**EXTRACTO DE PÁGINA:**

--

Por:Alina Perera
3 de Octubre del 2015
3 de Octubre del 2015
Desde su
hermoso y cristalino espíritu el niño preguntó a su abuela si es cierto que los
niños «hacen el “sexo”». La adulta, sin salir de su aturdimiento, dijo no, que
eso es algo concerniente a los adultos; argumentó que en la infancia hay otros
pensamientos y acciones en los cuales enfrascarse. El pequeño, tras escuchar
inocentemente, volvió a la carga: «¿Entonces por qué mi amiguito de la escuela
me dice que él tiene “sexo” con una amiguita?».
De corazón digo
que la anécdota me ha sobrecogido. Porque enciende, como la punta de un
iceberg, alarmas sobre cuánto hemos descendido en la escala de la educación e
incluso del sentido común.
Pienso que
enamorarse es otra cosa, y que para esa suerte de levitación casi todos los
momentos de la vida sirven: cuando supe que Gabriel García Márquez se había
enamorado por vez primera a los ocho años de edad, sentí una alegría de
maravilla, porque solo entonces me pareció normal que a mí me hubiese sucedido
lo mismo, y que justo a los ocho años me hubiese sumergido en un estado que me
quitó los deseos de comer y hasta de bañarme, algo que resultó muy difícil,
porque yo no era correspondida y mi pasión era una pesadilla de la cual todavía
no sé cómo logré escapar.
Lo importante
es que en mi imaginación, dentro de una escala de los grandes encuentros que
podían suceder, la nota más alta era la posibilidad de que me regalasen una
flor, o un lápiz, o un rato de compañía en el banquito de la escuela. Pero
honestamente, a pesar de mi «fiebre», no se me ocurría nada más carnal.

--

**INSTRUCCIÓN A:** Según el extracto de página, ¿a qué edad se enamoró por primera vez Gabriel García Márquez?
El extracto de página y los registros son materiales independientes entre sí.

--

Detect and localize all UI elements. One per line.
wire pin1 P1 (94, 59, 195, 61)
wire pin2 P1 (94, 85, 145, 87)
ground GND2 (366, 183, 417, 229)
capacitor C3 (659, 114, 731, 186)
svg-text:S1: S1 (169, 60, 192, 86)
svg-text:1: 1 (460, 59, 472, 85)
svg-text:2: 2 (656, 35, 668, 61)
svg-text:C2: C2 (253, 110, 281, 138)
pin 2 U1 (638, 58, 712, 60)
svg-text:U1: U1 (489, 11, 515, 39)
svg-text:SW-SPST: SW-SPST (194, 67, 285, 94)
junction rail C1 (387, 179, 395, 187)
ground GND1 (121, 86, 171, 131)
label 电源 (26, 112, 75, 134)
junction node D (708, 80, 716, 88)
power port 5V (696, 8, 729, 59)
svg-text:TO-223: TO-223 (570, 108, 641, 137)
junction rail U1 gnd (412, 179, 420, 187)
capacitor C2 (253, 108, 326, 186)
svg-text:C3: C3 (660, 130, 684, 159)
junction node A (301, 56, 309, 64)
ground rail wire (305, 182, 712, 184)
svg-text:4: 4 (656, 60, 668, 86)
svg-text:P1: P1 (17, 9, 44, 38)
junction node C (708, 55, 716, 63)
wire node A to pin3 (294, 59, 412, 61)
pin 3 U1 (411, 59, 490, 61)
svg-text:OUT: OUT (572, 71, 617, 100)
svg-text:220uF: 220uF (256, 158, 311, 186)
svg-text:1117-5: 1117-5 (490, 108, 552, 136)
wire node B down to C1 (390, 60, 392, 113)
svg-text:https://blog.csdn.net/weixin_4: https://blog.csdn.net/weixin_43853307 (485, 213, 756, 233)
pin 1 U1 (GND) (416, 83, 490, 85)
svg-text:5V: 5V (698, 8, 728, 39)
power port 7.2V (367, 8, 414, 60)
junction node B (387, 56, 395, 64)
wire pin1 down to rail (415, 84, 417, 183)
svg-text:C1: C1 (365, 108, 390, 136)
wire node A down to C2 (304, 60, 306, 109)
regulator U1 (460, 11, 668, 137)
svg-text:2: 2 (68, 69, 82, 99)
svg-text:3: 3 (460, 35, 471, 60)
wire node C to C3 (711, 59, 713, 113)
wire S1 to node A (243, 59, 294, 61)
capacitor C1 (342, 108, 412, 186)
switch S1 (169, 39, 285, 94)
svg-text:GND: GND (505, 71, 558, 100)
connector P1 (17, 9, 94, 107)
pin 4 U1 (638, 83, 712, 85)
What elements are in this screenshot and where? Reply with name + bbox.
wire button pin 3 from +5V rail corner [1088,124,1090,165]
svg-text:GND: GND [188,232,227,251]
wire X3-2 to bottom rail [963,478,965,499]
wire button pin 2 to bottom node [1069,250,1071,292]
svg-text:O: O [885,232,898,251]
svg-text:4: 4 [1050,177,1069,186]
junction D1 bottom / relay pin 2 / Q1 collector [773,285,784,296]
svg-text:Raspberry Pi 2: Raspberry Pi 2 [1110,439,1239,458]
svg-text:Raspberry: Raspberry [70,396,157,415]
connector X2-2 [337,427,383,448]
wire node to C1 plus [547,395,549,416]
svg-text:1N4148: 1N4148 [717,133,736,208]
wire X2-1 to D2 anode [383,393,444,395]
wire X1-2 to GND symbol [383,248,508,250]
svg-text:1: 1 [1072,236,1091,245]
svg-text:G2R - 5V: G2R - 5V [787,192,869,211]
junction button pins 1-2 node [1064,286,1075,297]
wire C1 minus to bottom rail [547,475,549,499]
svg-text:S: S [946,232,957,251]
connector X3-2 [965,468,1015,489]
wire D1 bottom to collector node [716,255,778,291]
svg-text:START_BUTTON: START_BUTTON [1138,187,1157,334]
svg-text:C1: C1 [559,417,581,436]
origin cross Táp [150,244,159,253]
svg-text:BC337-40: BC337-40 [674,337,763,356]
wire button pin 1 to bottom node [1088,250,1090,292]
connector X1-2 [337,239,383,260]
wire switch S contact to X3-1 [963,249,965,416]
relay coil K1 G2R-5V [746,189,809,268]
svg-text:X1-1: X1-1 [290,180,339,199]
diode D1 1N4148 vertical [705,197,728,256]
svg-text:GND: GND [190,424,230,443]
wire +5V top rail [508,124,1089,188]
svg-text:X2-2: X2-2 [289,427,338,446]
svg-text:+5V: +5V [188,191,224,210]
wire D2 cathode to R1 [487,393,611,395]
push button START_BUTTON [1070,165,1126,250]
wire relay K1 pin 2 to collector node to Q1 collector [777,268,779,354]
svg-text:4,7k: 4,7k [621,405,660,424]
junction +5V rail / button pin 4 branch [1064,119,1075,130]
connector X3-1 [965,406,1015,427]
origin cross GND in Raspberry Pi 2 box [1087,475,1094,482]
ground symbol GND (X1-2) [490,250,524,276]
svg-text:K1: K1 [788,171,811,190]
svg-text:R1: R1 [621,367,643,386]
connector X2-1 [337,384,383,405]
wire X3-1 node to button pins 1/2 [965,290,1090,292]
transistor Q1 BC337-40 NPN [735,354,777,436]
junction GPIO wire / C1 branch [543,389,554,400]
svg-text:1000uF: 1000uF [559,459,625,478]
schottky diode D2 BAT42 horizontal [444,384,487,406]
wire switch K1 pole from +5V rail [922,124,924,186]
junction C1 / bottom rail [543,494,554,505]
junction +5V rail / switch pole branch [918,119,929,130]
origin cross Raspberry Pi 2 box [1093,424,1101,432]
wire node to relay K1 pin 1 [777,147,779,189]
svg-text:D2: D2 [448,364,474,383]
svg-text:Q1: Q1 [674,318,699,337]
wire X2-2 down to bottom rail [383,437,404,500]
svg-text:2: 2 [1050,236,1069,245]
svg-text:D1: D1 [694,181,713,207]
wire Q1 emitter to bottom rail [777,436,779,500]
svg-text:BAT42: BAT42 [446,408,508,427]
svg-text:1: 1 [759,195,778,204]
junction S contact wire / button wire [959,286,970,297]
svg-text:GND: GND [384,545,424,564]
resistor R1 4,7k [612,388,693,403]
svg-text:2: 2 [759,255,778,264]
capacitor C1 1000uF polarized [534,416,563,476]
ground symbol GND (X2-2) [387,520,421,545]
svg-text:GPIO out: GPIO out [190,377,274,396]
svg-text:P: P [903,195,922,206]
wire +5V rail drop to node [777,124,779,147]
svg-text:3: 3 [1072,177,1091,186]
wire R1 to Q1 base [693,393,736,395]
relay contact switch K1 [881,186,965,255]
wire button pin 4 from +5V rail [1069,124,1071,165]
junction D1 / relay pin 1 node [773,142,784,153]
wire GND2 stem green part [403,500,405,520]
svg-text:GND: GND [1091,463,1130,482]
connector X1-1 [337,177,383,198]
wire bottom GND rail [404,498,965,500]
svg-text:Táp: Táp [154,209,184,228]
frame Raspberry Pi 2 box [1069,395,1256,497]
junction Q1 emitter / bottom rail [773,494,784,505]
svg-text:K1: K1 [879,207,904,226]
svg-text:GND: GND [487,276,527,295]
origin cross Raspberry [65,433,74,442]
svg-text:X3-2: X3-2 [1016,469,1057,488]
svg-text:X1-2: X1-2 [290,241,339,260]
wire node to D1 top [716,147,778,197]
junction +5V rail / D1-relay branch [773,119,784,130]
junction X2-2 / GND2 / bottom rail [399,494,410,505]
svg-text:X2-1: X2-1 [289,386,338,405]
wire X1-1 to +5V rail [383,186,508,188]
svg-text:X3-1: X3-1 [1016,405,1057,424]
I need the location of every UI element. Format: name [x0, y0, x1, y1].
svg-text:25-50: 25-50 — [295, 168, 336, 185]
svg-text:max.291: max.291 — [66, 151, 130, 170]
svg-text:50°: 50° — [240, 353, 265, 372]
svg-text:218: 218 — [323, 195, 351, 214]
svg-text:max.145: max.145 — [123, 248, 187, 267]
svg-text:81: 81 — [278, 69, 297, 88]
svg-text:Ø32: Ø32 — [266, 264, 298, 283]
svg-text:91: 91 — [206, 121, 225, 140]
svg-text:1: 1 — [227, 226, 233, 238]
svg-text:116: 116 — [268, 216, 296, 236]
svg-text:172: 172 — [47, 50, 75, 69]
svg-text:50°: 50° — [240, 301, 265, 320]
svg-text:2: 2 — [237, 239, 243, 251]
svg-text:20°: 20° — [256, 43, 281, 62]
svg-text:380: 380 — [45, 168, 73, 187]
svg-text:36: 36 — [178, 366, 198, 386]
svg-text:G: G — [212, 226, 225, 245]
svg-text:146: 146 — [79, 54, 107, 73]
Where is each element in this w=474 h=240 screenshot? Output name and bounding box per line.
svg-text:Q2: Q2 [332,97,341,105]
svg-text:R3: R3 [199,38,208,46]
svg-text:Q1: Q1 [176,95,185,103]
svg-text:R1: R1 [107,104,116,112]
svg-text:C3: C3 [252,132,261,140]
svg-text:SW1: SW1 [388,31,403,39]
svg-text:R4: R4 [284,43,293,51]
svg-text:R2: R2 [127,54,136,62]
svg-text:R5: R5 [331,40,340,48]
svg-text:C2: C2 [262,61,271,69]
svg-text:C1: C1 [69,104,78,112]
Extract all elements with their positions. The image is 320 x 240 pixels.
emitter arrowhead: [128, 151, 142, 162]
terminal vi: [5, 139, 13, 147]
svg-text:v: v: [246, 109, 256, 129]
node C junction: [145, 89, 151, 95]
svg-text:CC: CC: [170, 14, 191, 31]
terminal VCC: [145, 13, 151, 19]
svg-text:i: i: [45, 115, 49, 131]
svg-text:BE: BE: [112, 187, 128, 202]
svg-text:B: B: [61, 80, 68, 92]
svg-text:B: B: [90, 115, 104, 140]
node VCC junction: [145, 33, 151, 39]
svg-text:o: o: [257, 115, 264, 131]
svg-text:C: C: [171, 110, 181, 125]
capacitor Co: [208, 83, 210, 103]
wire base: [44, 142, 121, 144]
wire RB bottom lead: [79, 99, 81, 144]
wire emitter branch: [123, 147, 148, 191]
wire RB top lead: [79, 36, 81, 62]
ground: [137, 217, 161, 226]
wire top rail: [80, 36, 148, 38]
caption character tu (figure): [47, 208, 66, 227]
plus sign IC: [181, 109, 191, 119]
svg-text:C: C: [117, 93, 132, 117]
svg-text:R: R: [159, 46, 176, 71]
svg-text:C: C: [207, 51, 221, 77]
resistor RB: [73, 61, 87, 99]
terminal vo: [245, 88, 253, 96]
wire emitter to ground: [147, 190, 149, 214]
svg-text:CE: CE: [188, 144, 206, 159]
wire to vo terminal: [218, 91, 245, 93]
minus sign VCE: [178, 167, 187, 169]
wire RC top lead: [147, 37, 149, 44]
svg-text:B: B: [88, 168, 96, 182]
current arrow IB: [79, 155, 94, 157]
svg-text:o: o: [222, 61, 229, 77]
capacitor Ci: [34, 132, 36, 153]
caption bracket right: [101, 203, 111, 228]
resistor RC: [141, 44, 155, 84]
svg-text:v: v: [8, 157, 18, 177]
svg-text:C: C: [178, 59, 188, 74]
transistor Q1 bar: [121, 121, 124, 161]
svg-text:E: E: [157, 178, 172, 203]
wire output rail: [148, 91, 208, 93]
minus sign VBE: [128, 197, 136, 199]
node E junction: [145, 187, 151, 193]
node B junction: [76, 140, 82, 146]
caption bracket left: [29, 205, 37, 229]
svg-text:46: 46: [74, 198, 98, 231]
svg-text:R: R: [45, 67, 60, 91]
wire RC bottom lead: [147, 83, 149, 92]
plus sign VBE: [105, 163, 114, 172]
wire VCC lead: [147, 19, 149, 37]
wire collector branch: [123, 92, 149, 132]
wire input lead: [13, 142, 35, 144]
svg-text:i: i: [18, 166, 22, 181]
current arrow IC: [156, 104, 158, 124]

--

**INSTRUCCIÓN B:** Muestra todas las líneas de los registros que contienen la palabra "resistor".

**RESPUESTA CORRECTA A:** A los ocho años.

**RESPUESTA CORRECTA B:**
resistor R1 4,7k [612,388,693,403]
resistor RB: [73, 61, 87, 99]
resistor RC: [141, 44, 155, 84]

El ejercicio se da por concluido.